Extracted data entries

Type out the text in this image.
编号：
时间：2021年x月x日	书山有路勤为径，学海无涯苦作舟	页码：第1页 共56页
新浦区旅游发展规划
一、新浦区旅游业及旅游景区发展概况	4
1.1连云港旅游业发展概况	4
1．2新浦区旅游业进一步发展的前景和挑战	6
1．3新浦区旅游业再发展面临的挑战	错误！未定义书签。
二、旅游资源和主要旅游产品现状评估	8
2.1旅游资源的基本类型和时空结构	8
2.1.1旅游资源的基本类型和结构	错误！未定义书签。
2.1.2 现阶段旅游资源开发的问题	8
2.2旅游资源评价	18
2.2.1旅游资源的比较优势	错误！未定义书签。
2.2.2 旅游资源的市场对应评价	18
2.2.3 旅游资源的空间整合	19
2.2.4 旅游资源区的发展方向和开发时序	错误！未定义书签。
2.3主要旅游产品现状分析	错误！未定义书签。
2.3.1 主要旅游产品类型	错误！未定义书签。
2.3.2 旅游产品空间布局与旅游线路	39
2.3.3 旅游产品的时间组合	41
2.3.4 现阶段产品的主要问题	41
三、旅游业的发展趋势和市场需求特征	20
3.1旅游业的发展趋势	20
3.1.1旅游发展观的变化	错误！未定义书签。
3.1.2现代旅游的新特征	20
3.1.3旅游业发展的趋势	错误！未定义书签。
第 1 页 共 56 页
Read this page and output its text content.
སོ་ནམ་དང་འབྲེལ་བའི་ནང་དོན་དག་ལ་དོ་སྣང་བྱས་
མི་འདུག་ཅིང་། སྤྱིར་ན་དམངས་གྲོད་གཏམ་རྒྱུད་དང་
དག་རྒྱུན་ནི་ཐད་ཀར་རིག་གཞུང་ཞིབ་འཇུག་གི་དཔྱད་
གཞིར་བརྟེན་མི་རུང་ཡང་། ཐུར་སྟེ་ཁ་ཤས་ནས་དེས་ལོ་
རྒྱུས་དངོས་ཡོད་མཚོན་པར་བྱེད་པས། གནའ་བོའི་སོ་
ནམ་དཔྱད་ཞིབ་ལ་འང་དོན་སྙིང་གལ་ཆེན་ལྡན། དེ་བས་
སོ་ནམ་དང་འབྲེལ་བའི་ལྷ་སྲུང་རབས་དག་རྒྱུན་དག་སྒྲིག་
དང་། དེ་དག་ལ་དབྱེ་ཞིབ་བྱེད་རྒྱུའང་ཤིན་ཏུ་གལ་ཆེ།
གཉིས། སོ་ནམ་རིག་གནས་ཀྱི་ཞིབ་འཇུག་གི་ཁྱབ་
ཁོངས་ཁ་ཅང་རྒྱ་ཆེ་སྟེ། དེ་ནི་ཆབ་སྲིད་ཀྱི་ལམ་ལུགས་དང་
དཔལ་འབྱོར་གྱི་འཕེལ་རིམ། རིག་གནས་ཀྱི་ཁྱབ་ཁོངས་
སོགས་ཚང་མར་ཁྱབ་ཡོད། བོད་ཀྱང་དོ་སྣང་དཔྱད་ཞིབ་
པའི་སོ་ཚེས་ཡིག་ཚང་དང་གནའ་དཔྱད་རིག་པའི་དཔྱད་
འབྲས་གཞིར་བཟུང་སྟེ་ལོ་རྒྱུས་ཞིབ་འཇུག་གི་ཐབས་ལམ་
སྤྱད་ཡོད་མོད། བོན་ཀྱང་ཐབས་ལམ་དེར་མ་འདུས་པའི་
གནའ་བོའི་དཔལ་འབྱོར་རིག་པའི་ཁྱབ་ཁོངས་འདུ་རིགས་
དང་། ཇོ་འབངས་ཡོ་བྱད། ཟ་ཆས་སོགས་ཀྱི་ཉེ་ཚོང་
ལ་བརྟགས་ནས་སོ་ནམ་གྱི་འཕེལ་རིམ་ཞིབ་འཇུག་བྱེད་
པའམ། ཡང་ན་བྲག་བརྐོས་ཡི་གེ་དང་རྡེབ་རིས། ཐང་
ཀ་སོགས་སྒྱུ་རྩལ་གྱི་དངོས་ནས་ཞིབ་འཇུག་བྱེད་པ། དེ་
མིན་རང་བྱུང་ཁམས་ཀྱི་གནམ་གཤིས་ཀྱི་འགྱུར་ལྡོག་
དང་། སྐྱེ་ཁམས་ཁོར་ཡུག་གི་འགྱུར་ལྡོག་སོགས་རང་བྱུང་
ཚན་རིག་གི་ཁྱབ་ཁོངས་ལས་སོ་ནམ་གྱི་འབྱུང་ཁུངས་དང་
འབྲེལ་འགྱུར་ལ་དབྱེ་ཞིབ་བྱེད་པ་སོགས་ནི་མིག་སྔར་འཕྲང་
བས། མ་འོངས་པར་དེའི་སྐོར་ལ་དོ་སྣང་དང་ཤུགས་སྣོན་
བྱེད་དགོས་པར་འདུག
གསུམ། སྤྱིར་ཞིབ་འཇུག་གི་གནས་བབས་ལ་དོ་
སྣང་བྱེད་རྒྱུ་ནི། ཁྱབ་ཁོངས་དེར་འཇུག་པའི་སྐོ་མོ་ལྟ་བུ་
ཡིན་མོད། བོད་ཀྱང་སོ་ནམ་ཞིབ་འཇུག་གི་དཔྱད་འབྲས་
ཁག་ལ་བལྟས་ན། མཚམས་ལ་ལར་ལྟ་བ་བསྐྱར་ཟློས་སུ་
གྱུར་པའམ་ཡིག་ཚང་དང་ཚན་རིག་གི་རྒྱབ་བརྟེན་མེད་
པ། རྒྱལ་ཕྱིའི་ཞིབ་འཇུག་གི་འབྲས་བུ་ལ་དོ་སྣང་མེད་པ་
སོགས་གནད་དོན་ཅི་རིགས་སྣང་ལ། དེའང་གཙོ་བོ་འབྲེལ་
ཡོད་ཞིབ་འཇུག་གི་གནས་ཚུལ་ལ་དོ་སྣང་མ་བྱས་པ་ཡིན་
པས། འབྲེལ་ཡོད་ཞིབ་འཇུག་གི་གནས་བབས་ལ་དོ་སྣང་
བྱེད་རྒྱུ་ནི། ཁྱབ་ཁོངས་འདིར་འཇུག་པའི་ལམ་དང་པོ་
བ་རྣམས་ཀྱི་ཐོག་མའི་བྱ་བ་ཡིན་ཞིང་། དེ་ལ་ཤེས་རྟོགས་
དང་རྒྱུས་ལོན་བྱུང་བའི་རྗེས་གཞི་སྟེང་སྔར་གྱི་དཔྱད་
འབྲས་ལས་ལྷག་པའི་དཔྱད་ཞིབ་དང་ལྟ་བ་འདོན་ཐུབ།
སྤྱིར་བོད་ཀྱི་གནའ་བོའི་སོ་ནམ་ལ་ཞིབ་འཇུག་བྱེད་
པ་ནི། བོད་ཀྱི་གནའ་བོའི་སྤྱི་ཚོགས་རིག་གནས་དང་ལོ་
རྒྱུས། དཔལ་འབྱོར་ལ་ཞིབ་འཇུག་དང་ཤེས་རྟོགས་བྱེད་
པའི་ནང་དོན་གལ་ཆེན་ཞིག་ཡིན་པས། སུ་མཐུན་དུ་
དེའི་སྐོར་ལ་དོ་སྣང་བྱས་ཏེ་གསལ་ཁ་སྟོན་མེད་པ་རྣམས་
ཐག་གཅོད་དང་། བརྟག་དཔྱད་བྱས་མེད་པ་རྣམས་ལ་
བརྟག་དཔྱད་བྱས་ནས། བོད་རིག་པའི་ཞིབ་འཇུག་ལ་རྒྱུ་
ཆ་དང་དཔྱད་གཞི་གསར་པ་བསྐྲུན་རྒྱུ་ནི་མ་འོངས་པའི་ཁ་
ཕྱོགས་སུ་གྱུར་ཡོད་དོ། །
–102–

DIRECTIONS FOR THIS TASK:
Go back to the listing above and please repeat it exactly.

SOLUTION:
Type out the text in this image.
编号：
时间：2021年x月x日	书山有路勤为径，学海无涯苦作舟	页码：第1页 共56页
新浦区旅游发展规划
一、新浦区旅游业及旅游景区发展概况	4
1.1连云港旅游业发展概况	4
1．2新浦区旅游业进一步发展的前景和挑战	6
1．3新浦区旅游业再发展面临的挑战	错误！未定义书签。
二、旅游资源和主要旅游产品现状评估	8
2.1旅游资源的基本类型和时空结构	8
2.1.1旅游资源的基本类型和结构	错误！未定义书签。
2.1.2 现阶段旅游资源开发的问题	8
2.2旅游资源评价	18
2.2.1旅游资源的比较优势	错误！未定义书签。
2.2.2 旅游资源的市场对应评价	18
2.2.3 旅游资源的空间整合	19
2.2.4 旅游资源区的发展方向和开发时序	错误！未定义书签。
2.3主要旅游产品现状分析	错误！未定义书签。
2.3.1 主要旅游产品类型	错误！未定义书签。
2.3.2 旅游产品空间布局与旅游线路	39
2.3.3 旅游产品的时间组合	41
2.3.4 现阶段产品的主要问题	41
三、旅游业的发展趋势和市场需求特征	20
3.1旅游业的发展趋势	20
3.1.1旅游发展观的变化	错误！未定义书签。
3.1.2现代旅游的新特征	20
3.1.3旅游业发展的趋势	错误！未定义书签。
第 1 页 共 56 页
Read this page and output its text content.
སོ་ནམ་དང་འབྲེལ་བའི་ནང་དོན་དག་ལ་དོ་སྣང་བྱས་
མི་འདུག་ཅིང་། སྤྱིར་ན་དམངས་གྲོད་གཏམ་རྒྱུད་དང་
དག་རྒྱུན་ནི་ཐད་ཀར་རིག་གཞུང་ཞིབ་འཇུག་གི་དཔྱད་
གཞིར་བརྟེན་མི་རུང་ཡང་། ཐུར་སྟེ་ཁ་ཤས་ནས་དེས་ལོ་
རྒྱུས་དངོས་ཡོད་མཚོན་པར་བྱེད་པས། གནའ་བོའི་སོ་
ནམ་དཔྱད་ཞིབ་ལ་འང་དོན་སྙིང་གལ་ཆེན་ལྡན། དེ་བས་
སོ་ནམ་དང་འབྲེལ་བའི་ལྷ་སྲུང་རབས་དག་རྒྱུན་དག་སྒྲིག་
དང་། དེ་དག་ལ་དབྱེ་ཞིབ་བྱེད་རྒྱུའང་ཤིན་ཏུ་གལ་ཆེ།
གཉིས། སོ་ནམ་རིག་གནས་ཀྱི་ཞིབ་འཇུག་གི་ཁྱབ་
ཁོངས་ཁ་ཅང་རྒྱ་ཆེ་སྟེ། དེ་ནི་ཆབ་སྲིད་ཀྱི་ལམ་ལུགས་དང་
དཔལ་འབྱོར་གྱི་འཕེལ་རིམ། རིག་གནས་ཀྱི་ཁྱབ་ཁོངས་
སོགས་ཚང་མར་ཁྱབ་ཡོད། བོད་ཀྱང་དོ་སྣང་དཔྱད་ཞིབ་
པའི་སོ་ཚེས་ཡིག་ཚང་དང་གནའ་དཔྱད་རིག་པའི་དཔྱད་
འབྲས་གཞིར་བཟུང་སྟེ་ལོ་རྒྱུས་ཞིབ་འཇུག་གི་ཐབས་ལམ་
སྤྱད་ཡོད་མོད། བོན་ཀྱང་ཐབས་ལམ་དེར་མ་འདུས་པའི་
གནའ་བོའི་དཔལ་འབྱོར་རིག་པའི་ཁྱབ་ཁོངས་འདུ་རིགས་
དང་། ཇོ་འབངས་ཡོ་བྱད། ཟ་ཆས་སོགས་ཀྱི་ཉེ་ཚོང་
ལ་བརྟགས་ནས་སོ་ནམ་གྱི་འཕེལ་རིམ་ཞིབ་འཇུག་བྱེད་
པའམ། ཡང་ན་བྲག་བརྐོས་ཡི་གེ་དང་རྡེབ་རིས། ཐང་
ཀ་སོགས་སྒྱུ་རྩལ་གྱི་དངོས་ནས་ཞིབ་འཇུག་བྱེད་པ། དེ་
མིན་རང་བྱུང་ཁམས་ཀྱི་གནམ་གཤིས་ཀྱི་འགྱུར་ལྡོག་
དང་། སྐྱེ་ཁམས་ཁོར་ཡུག་གི་འགྱུར་ལྡོག་སོགས་རང་བྱུང་
ཚན་རིག་གི་ཁྱབ་ཁོངས་ལས་སོ་ནམ་གྱི་འབྱུང་ཁུངས་དང་
འབྲེལ་འགྱུར་ལ་དབྱེ་ཞིབ་བྱེད་པ་སོགས་ནི་མིག་སྔར་འཕྲང་
བས། མ་འོངས་པར་དེའི་སྐོར་ལ་དོ་སྣང་དང་ཤུགས་སྣོན་
བྱེད་དགོས་པར་འདུག
གསུམ། སྤྱིར་ཞིབ་འཇུག་གི་གནས་བབས་ལ་དོ་
སྣང་བྱེད་རྒྱུ་ནི། ཁྱབ་ཁོངས་དེར་འཇུག་པའི་སྐོ་མོ་ལྟ་བུ་
ཡིན་མོད། བོད་ཀྱང་སོ་ནམ་ཞིབ་འཇུག་གི་དཔྱད་འབྲས་
ཁག་ལ་བལྟས་ན། མཚམས་ལ་ལར་ལྟ་བ་བསྐྱར་ཟློས་སུ་
གྱུར་པའམ་ཡིག་ཚང་དང་ཚན་རིག་གི་རྒྱབ་བརྟེན་མེད་
པ། རྒྱལ་ཕྱིའི་ཞིབ་འཇུག་གི་འབྲས་བུ་ལ་དོ་སྣང་མེད་པ་
སོགས་གནད་དོན་ཅི་རིགས་སྣང་ལ། དེའང་གཙོ་བོ་འབྲེལ་
ཡོད་ཞིབ་འཇུག་གི་གནས་ཚུལ་ལ་དོ་སྣང་མ་བྱས་པ་ཡིན་
པས། འབྲེལ་ཡོད་ཞིབ་འཇུག་གི་གནས་བབས་ལ་དོ་སྣང་
བྱེད་རྒྱུ་ནི། ཁྱབ་ཁོངས་འདིར་འཇུག་པའི་ལམ་དང་པོ་
བ་རྣམས་ཀྱི་ཐོག་མའི་བྱ་བ་ཡིན་ཞིང་། དེ་ལ་ཤེས་རྟོགས་
དང་རྒྱུས་ལོན་བྱུང་བའི་རྗེས་གཞི་སྟེང་སྔར་གྱི་དཔྱད་
འབྲས་ལས་ལྷག་པའི་དཔྱད་ཞིབ་དང་ལྟ་བ་འདོན་ཐུབ།
སྤྱིར་བོད་ཀྱི་གནའ་བོའི་སོ་ནམ་ལ་ཞིབ་འཇུག་བྱེད་
པ་ནི། བོད་ཀྱི་གནའ་བོའི་སྤྱི་ཚོགས་རིག་གནས་དང་ལོ་
རྒྱུས། དཔལ་འབྱོར་ལ་ཞིབ་འཇུག་དང་ཤེས་རྟོགས་བྱེད་
པའི་ནང་དོན་གལ་ཆེན་ཞིག་ཡིན་པས། སུ་མཐུན་དུ་
དེའི་སྐོར་ལ་དོ་སྣང་བྱས་ཏེ་གསལ་ཁ་སྟོན་མེད་པ་རྣམས་
ཐག་གཅོད་དང་། བརྟག་དཔྱད་བྱས་མེད་པ་རྣམས་ལ་
བརྟག་དཔྱད་བྱས་ནས། བོད་རིག་པའི་ཞིབ་འཇུག་ལ་རྒྱུ་
ཆ་དང་དཔྱད་གཞི་གསར་པ་བསྐྲུན་རྒྱུ་ནི་མ་འོངས་པའི་ཁ་
ཕྱོགས་སུ་གྱུར་ཡོད་དོ། །
–102–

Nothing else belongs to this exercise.